■ The request:
Pick out the lines below that include the string "almacenar".

┄┄┄┄┄┄┄┄┄┄┄┄┄┄┄┄┄┄┄┄

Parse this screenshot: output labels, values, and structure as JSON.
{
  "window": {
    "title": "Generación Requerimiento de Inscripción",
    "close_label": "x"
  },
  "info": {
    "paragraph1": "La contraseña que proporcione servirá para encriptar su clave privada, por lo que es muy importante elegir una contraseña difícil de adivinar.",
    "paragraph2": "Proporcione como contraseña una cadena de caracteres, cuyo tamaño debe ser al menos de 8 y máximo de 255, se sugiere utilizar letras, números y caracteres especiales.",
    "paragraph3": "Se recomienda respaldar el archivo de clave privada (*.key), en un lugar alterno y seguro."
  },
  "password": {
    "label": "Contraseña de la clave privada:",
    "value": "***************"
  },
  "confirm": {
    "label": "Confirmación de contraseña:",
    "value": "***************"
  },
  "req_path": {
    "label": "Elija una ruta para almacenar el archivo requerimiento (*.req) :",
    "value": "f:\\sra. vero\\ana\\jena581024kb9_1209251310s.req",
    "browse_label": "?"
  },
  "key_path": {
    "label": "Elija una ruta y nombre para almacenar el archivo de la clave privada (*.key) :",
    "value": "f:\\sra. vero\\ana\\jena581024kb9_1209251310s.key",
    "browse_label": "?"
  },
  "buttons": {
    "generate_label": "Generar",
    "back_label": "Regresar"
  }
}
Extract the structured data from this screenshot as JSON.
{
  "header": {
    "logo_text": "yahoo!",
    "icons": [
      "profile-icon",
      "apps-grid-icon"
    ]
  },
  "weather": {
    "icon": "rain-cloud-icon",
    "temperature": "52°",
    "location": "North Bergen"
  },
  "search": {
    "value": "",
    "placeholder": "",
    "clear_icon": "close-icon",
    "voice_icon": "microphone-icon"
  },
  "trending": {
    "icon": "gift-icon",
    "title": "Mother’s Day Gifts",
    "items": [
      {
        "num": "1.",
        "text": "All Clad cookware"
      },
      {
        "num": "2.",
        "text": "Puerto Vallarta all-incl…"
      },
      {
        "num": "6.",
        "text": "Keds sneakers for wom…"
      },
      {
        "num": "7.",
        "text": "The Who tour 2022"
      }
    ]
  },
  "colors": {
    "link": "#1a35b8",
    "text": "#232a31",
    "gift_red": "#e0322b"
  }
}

┄┄┄┄┄┄┄┄┄┄┄┄┄┄┄┄┄┄┄┄

■ Finished task:
    "label": "Elija una ruta para almacenar el archivo requerimiento (*.req) :",
    "label": "Elija una ruta y nombre para almacenar el archivo de la clave privada (*.key) :",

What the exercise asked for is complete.